● Given problem: Select all lines with the string "xuất" in them, and copy those lines.

BEGIN Supplied data

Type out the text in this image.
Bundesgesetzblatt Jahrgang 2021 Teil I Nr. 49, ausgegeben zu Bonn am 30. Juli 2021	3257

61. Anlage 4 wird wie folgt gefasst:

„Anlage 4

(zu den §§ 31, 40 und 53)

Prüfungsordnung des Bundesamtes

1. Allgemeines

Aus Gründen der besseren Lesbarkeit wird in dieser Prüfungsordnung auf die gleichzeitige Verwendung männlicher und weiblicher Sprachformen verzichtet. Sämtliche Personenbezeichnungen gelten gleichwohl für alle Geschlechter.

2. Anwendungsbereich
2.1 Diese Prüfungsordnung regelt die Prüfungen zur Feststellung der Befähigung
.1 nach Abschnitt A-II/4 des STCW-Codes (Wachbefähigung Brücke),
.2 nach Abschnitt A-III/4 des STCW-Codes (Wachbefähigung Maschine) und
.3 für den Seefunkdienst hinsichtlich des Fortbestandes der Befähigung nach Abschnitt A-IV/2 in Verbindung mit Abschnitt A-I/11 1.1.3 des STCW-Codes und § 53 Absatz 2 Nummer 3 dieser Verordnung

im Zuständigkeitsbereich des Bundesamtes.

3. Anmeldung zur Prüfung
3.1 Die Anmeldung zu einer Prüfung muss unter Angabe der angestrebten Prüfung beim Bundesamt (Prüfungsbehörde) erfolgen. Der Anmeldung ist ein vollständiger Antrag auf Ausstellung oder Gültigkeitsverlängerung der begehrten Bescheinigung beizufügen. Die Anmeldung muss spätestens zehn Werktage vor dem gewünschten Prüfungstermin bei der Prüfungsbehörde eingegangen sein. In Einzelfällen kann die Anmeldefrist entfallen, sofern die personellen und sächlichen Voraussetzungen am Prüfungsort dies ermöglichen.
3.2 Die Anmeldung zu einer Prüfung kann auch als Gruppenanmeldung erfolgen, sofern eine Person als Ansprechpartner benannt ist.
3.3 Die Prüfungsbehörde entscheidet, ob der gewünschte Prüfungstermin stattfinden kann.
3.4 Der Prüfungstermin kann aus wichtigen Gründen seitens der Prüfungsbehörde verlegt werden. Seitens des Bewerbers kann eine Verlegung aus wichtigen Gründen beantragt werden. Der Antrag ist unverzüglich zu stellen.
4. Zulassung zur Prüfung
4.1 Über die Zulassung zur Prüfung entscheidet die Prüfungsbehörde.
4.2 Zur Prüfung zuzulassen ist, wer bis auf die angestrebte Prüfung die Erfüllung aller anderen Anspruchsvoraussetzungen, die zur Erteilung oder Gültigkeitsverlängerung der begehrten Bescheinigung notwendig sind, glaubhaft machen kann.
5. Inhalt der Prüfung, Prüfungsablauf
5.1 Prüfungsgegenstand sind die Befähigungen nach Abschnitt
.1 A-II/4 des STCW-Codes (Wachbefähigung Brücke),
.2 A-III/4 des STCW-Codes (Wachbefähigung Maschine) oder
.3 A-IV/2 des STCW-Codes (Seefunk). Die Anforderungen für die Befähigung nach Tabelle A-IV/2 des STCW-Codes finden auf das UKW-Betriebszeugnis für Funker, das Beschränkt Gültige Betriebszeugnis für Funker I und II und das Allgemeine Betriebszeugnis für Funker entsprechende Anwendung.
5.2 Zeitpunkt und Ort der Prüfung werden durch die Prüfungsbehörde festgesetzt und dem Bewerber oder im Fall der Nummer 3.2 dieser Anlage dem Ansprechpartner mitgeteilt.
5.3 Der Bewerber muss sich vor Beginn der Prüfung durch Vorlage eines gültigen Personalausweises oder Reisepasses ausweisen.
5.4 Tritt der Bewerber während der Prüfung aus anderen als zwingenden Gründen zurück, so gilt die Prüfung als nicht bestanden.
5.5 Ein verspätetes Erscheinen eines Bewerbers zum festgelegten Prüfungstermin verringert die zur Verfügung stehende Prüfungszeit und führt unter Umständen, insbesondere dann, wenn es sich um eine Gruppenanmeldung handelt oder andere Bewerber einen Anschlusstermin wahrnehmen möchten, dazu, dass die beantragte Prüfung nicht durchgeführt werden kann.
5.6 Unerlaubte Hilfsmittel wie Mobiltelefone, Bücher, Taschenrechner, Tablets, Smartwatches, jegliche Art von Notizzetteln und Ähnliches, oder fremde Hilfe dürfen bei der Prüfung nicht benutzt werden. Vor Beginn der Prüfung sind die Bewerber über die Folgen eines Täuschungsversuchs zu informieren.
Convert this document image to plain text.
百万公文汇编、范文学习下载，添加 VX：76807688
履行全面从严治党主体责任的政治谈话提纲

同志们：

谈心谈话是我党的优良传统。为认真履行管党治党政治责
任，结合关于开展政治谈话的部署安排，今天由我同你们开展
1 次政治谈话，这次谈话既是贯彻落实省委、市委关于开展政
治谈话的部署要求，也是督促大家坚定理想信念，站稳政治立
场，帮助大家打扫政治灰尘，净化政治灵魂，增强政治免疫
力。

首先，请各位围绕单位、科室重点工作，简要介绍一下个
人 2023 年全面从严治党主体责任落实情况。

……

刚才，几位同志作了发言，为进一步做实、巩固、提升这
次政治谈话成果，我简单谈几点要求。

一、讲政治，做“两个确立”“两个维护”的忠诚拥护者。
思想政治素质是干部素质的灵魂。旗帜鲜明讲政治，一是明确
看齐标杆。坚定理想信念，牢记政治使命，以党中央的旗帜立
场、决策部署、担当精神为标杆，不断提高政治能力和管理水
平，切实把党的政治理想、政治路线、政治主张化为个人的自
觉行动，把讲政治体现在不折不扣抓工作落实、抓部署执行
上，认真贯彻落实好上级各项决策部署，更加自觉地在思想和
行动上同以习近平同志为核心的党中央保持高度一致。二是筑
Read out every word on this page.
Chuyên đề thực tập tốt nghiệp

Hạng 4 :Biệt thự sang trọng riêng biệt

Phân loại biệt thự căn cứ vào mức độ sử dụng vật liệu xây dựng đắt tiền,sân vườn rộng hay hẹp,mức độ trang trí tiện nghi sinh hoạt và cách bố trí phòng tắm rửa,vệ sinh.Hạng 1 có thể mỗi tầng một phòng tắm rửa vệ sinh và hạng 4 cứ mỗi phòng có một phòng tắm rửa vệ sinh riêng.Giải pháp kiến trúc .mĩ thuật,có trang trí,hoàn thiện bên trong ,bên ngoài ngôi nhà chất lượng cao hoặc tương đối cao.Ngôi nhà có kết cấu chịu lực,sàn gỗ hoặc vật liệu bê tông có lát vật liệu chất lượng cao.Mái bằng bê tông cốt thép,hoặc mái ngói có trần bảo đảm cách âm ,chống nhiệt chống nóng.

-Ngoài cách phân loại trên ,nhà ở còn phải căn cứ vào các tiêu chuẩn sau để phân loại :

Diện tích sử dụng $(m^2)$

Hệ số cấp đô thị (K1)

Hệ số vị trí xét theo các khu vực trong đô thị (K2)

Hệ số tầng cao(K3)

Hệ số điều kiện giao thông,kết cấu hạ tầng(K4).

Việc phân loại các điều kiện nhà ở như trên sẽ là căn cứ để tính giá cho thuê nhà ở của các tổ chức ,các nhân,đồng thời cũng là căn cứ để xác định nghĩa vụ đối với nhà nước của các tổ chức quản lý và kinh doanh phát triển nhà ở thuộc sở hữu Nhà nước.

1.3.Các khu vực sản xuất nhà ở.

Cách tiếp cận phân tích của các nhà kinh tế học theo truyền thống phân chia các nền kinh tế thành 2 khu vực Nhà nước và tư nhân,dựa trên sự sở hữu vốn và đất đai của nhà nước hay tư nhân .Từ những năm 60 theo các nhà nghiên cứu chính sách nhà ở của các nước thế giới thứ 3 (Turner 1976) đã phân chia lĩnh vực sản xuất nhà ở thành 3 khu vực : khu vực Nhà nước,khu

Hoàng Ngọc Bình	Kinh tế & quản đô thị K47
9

END Supplied data

● Correct output:
1.3.Các khu vực sản xuất nhà ở.
Cách tiếp cận phân tích của các nhà kinh tế học theo truyền thống phân chia các nền kinh tế thành 2 khu vực Nhà nước và tư nhân,dựa trên sự sở hữu vốn và đất đai của nhà nước hay tư nhân .Từ những năm 60 theo các nhà nghiên cứu chính sách nhà ở của các nước thế giới thứ 3 (Turner 1976) đã phân chia lĩnh vực sản xuất nhà ở thành 3 khu vực : khu vực Nhà nước,khu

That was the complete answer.